● **Fragmento del documento**

Siguiendo siempre a Colina, hay que decir que, pese a la apoteosis racional del delirio, el escenario principal de la psicosis es el cuerpo. Los fenómenos elementales no son sólo vocales o lumínicos, sino también corporales. El lenguaje del cuerpo es expresivo en las neurosis, mientras el cuerpo se encuentra inscrito en el lenguaje y la palabra le transita y le recubre de una segunda piel. En la esquizofrenia, en cambio, el cuerpo se vuelve opaco y empieza a hablar su propio lenguaje: el intraducible idioma delirante que, a fin de cuentas, es un lenguaje corporal antes que cualquier otra cosa. En el cuerpo del esquizofrénico, un universo de sensaciones extrañas, a menudo indefinibles, se agolpa: distorsiones, deformaciones, negaciones corporales, fenómenos cenestésicos anormales, hipocondrías enajenantes, posesiones e influencias físicas, disociaciones, simbiosis con otros cuerpos o con lo extracorpóreo, agresiones canibalescas, parasitaciones imaginarias, impresiones dismórficas, pericia alienada de los sentidos, malentendido de las mucosas.

● **Datos registrados**
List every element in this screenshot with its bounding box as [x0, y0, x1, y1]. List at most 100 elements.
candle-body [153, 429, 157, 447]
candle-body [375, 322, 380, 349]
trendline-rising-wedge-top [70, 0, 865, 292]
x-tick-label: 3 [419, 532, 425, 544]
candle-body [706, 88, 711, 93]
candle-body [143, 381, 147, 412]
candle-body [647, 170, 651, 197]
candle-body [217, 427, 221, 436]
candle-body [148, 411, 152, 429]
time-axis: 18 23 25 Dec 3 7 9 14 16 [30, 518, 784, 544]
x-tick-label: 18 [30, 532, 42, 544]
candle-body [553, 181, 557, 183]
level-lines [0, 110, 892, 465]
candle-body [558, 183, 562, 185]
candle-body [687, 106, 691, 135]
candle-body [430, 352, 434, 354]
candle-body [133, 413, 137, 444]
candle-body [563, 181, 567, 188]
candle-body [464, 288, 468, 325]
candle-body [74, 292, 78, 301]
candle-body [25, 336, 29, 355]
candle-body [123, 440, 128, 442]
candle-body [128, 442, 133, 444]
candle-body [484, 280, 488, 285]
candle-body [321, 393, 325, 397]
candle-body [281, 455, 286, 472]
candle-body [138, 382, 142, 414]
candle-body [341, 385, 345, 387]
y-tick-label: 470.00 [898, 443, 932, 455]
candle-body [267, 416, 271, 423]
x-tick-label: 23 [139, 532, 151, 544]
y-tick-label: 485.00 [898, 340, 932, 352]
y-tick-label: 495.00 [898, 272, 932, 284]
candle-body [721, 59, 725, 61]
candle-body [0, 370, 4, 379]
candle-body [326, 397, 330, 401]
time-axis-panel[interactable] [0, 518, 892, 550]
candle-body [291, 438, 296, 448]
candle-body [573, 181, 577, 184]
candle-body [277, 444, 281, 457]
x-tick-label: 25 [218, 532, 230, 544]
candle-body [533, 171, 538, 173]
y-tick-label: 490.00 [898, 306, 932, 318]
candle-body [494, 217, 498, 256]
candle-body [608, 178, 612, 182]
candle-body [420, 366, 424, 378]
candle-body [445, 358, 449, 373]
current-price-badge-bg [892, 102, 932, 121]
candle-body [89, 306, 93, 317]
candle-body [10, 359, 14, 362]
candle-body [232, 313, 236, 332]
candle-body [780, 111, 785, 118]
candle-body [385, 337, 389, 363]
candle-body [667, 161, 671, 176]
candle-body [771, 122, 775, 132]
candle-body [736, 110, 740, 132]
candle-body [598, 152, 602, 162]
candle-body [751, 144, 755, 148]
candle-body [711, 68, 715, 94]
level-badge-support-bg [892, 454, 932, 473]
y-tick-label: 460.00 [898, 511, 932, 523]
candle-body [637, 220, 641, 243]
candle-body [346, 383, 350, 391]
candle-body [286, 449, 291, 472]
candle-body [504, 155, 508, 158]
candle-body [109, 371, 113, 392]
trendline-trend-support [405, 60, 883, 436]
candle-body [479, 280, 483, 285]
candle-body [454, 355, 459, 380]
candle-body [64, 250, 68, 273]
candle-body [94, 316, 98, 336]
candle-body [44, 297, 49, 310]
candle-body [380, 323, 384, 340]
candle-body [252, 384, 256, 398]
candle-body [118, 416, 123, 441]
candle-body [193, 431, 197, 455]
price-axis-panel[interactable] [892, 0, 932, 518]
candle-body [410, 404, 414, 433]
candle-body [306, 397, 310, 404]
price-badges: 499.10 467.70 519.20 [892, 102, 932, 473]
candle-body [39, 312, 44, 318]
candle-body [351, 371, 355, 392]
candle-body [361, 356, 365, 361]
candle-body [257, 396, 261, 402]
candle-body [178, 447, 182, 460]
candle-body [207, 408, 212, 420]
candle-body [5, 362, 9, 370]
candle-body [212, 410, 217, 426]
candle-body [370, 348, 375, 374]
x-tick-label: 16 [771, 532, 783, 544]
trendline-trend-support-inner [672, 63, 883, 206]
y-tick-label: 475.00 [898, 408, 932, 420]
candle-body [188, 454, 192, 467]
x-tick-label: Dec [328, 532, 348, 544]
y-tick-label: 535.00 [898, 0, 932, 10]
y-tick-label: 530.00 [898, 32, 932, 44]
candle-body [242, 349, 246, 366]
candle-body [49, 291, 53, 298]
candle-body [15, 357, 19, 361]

● **Consigna**
Enumere todas las clases de fenómenos elementales que se nombran en el fragmento sobre la psicosis y el cuerpo.

● **Respuesta**
Vocales, lumínicos y corporales.